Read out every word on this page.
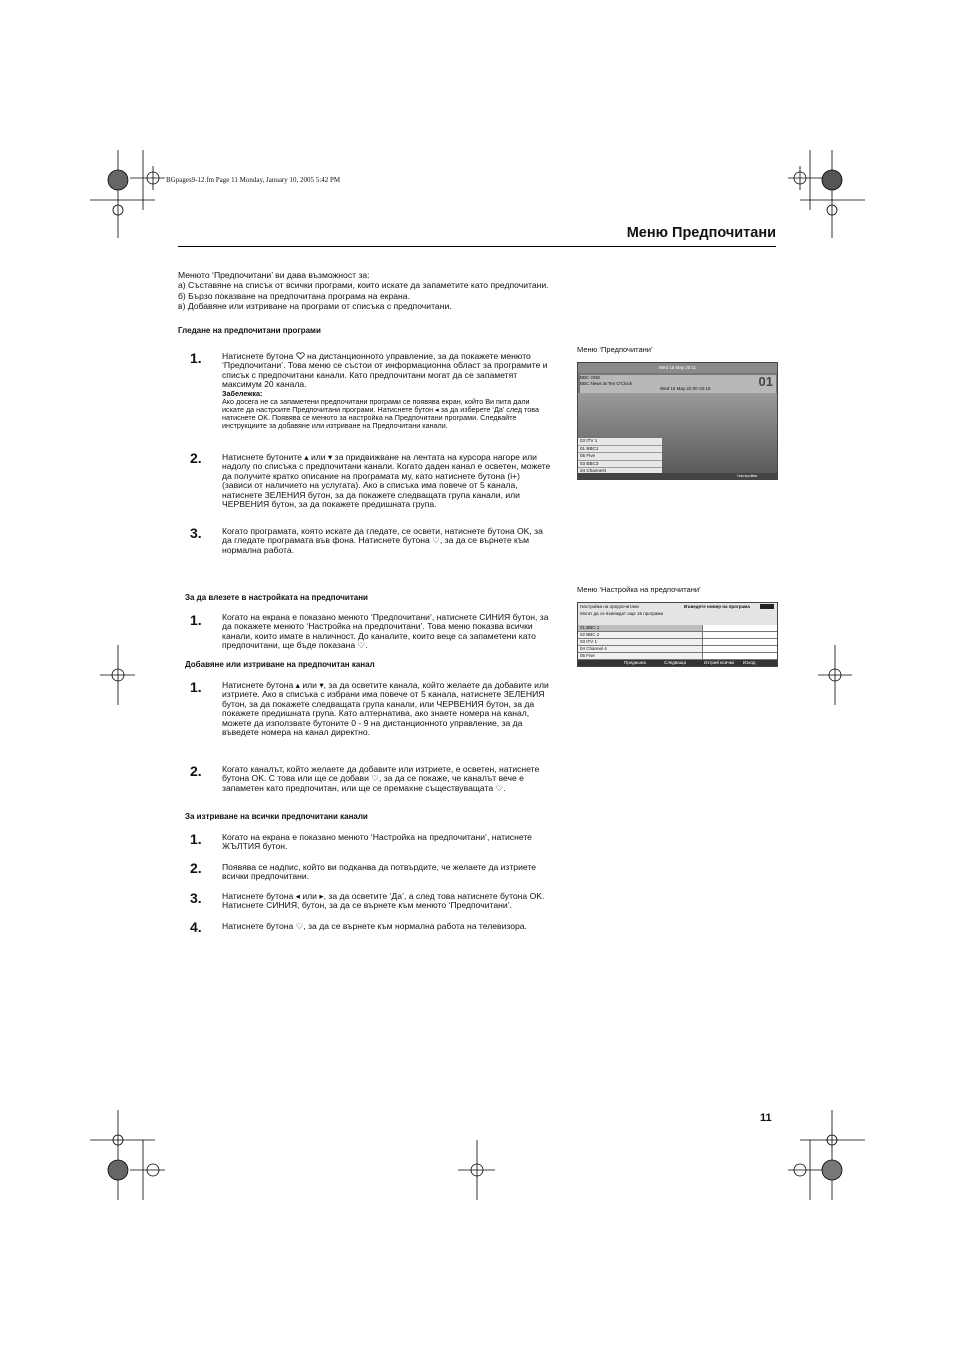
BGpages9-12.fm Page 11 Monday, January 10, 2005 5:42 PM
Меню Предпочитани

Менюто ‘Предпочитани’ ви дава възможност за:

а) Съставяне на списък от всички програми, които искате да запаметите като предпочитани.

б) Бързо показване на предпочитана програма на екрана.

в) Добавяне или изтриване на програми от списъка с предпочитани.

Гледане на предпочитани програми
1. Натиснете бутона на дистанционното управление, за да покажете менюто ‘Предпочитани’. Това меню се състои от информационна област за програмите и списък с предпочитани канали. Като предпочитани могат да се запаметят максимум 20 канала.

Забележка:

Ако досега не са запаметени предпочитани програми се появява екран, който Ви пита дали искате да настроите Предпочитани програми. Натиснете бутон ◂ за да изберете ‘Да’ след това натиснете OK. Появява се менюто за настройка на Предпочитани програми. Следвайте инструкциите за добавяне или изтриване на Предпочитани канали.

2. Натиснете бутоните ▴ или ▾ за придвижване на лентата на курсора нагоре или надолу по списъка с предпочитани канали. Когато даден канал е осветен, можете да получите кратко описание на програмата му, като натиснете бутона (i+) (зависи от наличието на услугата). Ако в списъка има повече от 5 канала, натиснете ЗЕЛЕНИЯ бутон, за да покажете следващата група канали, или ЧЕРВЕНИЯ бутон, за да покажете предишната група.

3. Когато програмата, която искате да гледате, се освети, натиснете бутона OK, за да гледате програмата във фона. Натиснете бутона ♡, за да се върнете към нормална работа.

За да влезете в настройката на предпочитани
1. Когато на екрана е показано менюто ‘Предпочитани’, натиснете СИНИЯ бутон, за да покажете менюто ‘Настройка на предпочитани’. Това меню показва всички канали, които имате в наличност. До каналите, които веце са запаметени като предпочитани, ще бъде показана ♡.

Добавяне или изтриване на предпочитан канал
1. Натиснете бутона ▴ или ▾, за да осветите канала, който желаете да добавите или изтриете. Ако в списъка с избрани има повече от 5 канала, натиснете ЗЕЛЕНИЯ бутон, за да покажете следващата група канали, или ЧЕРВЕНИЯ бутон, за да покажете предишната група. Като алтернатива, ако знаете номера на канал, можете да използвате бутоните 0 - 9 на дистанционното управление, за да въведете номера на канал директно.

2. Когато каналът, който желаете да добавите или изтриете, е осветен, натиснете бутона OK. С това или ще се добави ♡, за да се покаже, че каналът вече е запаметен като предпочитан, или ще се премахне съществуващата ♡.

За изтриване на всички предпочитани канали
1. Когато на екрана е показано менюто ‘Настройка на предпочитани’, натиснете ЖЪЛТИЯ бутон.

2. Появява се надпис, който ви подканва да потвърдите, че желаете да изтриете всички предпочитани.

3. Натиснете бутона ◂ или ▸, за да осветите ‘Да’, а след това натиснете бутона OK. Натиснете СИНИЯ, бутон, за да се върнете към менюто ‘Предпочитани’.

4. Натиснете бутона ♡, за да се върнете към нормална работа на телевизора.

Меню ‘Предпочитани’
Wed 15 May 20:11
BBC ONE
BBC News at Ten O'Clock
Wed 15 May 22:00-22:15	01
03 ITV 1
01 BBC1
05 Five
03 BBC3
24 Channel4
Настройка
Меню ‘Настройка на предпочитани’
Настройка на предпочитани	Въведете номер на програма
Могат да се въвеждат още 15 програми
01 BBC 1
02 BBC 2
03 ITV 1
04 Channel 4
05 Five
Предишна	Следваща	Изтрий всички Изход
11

# Short task
Tally the lines of the records holding the word "управление", then state only the tally.

# Exercise output
2